Copy out each line that includes the word "serveis".
^^^^^^^^
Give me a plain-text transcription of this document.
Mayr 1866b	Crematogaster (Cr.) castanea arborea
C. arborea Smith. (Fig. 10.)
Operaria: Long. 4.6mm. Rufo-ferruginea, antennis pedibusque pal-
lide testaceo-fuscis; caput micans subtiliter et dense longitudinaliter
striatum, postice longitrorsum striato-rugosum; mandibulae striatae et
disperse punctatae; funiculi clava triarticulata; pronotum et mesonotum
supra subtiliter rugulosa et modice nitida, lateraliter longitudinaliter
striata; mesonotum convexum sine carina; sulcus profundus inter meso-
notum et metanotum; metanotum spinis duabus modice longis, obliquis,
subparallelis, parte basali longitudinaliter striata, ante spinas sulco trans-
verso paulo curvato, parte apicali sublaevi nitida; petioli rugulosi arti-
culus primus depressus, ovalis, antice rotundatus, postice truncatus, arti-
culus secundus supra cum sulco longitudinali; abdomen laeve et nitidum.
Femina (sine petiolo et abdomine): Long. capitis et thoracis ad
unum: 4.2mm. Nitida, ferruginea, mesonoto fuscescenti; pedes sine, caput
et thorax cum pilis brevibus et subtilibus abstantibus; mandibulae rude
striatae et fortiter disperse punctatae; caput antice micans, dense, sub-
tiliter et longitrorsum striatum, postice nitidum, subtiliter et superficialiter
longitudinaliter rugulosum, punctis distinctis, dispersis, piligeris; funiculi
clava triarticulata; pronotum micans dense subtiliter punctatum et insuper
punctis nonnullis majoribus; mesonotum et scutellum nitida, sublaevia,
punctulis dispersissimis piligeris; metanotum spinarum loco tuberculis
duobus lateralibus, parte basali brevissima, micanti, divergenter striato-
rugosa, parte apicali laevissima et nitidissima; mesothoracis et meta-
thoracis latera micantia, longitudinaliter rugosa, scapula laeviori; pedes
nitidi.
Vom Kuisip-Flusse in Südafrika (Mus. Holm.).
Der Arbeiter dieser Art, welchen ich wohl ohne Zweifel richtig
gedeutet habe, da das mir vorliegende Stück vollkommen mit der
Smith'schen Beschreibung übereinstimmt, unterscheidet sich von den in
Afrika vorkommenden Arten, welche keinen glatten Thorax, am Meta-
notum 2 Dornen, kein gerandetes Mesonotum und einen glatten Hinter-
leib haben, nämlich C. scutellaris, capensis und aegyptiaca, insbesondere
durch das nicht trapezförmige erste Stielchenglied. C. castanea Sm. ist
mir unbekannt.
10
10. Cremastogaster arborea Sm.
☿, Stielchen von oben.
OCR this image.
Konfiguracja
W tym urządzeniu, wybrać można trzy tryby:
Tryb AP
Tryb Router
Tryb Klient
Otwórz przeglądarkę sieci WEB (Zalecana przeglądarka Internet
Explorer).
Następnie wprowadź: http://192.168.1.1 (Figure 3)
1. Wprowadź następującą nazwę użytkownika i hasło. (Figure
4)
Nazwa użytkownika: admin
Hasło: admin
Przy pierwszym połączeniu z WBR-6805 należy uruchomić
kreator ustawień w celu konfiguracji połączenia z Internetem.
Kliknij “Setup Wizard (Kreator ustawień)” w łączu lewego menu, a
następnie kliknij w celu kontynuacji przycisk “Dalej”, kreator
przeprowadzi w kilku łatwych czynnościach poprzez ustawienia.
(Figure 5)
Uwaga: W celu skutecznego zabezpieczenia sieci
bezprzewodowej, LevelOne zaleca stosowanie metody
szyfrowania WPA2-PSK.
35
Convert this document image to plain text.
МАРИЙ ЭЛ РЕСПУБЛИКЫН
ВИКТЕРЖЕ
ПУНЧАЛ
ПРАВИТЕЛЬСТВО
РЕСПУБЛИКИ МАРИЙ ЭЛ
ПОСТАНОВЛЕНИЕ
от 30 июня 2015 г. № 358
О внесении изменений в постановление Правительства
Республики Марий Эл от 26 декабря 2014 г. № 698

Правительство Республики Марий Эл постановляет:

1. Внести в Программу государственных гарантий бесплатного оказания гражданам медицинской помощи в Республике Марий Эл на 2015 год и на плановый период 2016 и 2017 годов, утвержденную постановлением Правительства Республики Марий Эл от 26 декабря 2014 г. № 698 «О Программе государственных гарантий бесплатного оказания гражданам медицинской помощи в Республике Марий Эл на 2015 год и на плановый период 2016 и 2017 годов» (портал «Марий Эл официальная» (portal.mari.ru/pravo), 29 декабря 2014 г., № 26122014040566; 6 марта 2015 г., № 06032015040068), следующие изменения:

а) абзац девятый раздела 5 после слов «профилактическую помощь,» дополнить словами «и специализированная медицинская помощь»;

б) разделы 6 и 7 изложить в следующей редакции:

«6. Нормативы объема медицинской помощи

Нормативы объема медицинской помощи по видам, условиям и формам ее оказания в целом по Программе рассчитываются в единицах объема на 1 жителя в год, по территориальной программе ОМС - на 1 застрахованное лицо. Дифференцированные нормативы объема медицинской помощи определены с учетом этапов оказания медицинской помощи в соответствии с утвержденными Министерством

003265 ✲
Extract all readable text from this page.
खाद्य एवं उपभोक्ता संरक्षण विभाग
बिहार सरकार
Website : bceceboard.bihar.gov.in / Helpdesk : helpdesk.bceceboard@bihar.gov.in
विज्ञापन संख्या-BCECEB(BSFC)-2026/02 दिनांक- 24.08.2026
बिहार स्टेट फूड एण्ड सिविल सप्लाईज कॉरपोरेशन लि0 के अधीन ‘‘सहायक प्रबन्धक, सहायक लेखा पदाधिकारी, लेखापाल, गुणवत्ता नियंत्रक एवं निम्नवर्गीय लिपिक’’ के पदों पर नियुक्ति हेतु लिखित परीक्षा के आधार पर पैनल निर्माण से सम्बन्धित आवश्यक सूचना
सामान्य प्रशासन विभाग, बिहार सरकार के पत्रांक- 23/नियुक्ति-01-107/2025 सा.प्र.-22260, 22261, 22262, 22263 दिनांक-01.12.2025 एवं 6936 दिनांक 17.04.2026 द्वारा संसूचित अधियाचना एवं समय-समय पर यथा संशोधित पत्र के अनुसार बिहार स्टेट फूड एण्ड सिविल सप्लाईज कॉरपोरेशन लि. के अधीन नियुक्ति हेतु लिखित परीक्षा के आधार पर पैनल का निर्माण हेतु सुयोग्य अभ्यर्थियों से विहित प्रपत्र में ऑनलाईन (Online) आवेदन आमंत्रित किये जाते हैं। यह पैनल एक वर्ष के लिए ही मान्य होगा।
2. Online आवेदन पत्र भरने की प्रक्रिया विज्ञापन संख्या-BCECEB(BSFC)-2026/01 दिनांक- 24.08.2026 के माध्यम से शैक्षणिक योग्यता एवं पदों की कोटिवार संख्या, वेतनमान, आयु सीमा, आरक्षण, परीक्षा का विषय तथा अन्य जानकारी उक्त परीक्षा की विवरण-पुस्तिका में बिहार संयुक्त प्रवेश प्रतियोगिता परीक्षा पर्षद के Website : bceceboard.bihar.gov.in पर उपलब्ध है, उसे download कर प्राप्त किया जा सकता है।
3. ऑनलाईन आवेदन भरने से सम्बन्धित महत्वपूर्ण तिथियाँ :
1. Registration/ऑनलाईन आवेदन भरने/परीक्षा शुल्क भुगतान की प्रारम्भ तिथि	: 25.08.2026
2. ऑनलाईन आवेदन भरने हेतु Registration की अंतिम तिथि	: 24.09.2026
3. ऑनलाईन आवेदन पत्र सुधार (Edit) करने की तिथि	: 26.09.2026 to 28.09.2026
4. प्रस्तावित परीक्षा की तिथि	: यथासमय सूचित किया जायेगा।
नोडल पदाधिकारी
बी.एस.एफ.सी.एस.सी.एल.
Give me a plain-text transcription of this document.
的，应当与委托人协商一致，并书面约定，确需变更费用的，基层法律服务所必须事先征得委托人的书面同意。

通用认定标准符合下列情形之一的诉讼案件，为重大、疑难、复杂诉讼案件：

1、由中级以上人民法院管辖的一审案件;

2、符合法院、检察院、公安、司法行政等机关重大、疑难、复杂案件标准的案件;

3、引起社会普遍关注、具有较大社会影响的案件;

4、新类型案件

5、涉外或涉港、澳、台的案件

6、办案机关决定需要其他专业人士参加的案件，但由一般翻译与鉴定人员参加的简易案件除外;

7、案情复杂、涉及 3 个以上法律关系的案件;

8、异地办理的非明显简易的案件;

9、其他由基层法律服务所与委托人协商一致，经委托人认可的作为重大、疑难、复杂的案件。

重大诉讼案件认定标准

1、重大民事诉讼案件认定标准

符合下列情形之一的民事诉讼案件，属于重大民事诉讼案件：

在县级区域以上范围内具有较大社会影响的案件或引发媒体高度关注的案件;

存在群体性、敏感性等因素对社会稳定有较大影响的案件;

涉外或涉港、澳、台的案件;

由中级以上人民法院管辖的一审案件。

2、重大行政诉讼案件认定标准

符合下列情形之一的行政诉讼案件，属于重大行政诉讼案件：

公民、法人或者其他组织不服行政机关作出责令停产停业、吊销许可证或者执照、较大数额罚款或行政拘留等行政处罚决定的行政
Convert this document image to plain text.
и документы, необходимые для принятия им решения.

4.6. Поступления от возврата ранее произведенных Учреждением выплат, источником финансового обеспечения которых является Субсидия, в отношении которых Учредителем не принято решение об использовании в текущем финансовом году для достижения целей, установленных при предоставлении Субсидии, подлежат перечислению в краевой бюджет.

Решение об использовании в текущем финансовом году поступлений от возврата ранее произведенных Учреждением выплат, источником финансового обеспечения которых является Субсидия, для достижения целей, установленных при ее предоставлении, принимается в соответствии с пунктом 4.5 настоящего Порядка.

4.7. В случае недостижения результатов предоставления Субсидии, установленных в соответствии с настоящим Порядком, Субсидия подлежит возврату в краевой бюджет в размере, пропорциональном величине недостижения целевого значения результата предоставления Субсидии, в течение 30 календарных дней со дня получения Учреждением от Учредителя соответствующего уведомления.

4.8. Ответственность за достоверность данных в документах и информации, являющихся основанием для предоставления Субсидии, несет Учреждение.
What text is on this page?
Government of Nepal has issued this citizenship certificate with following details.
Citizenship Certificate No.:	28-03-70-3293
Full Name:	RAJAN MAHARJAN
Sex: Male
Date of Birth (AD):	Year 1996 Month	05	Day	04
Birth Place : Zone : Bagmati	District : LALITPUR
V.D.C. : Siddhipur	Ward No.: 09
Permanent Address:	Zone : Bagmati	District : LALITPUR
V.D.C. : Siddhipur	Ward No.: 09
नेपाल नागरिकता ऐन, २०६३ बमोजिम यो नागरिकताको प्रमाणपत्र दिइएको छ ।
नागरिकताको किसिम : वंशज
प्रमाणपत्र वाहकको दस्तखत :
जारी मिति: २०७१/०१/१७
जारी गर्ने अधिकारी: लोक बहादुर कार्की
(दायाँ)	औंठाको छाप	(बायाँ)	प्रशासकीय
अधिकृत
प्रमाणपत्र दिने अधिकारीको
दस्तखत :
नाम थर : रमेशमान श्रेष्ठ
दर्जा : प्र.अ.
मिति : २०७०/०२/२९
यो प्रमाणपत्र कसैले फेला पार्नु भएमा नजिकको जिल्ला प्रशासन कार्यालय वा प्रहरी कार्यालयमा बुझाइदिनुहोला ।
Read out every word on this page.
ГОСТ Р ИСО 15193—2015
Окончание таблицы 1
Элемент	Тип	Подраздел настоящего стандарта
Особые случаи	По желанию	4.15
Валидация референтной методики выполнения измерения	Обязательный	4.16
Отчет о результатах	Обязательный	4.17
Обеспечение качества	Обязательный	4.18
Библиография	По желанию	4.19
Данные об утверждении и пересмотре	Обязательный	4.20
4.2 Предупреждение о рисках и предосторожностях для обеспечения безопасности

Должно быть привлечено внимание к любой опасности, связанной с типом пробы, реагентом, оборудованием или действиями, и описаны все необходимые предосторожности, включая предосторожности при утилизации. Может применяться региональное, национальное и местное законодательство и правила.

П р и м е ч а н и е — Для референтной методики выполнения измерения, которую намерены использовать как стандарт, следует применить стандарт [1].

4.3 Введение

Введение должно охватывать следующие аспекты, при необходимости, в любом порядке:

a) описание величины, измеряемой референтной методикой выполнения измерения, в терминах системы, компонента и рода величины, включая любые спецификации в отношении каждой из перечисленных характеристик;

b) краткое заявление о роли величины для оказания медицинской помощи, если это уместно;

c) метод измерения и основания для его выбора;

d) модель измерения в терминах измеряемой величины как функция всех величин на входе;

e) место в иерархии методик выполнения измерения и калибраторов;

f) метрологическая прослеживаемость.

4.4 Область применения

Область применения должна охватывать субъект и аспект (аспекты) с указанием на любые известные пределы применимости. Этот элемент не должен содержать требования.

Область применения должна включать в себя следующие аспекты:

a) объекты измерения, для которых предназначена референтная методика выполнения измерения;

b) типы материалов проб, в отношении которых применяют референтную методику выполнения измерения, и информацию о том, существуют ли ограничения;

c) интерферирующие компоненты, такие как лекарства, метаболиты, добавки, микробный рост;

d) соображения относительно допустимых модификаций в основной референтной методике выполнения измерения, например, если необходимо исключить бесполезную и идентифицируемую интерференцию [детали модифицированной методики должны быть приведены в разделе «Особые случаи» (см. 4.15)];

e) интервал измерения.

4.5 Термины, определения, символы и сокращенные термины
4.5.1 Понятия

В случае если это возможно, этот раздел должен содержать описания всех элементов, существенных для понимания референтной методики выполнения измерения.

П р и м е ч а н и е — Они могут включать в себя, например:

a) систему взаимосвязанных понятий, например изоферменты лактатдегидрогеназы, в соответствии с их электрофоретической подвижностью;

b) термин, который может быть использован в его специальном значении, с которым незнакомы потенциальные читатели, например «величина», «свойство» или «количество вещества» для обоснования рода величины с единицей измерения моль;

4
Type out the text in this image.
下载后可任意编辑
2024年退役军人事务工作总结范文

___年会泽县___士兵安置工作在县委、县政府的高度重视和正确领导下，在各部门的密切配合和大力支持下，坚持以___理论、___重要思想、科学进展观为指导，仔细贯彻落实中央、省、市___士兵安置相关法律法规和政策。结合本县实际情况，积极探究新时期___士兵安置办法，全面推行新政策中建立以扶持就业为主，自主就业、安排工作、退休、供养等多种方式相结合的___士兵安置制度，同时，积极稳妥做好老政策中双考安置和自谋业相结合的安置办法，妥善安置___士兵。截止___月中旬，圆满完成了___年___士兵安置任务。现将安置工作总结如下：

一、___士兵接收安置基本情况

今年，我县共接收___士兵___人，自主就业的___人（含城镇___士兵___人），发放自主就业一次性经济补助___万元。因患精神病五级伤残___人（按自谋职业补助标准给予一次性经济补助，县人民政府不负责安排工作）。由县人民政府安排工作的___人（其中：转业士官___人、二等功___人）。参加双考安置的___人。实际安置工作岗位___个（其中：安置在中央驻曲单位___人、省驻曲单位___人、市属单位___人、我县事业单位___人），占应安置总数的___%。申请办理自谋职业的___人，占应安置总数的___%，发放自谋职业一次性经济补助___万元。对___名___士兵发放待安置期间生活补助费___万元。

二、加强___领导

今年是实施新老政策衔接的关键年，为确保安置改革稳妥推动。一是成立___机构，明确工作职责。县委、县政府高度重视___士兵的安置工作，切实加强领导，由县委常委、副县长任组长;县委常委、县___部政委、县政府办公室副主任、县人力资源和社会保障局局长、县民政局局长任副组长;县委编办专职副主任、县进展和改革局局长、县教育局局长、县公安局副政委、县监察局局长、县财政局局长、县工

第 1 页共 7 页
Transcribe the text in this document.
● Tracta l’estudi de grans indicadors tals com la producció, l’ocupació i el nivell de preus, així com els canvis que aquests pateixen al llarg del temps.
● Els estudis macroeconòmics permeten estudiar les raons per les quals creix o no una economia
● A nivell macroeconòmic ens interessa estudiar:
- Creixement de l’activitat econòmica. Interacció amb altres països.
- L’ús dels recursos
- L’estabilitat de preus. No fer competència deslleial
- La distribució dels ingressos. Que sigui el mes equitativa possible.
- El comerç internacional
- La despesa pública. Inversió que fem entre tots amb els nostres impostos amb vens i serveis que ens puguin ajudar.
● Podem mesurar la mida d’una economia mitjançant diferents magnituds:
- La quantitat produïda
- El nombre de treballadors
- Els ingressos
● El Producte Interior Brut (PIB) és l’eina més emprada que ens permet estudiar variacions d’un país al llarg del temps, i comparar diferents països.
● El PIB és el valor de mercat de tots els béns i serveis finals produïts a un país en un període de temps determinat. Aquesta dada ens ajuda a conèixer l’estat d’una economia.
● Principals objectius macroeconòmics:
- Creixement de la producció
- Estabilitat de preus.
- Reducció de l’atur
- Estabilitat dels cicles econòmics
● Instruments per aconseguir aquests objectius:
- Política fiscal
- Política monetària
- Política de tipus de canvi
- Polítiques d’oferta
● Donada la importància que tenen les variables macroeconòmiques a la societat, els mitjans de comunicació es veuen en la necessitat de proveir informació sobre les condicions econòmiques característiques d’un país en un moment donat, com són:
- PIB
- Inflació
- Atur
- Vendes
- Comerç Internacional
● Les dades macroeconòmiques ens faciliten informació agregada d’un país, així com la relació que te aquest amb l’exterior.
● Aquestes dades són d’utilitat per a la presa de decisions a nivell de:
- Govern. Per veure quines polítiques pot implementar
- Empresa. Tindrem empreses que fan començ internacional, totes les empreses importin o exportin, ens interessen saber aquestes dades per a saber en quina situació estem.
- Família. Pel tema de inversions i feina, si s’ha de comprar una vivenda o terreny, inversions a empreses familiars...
^^^^^^^^
| Output for this task |
- La despesa pública. Inversió que fem entre tots amb els nostres impostos amb vens i serveis que ens puguin ajudar.
● El PIB és el valor de mercat de tots els béns i serveis finals produïts a un país en un període de temps determinat. Aquesta dada ens ajuda a conèixer l’estat d’una economia.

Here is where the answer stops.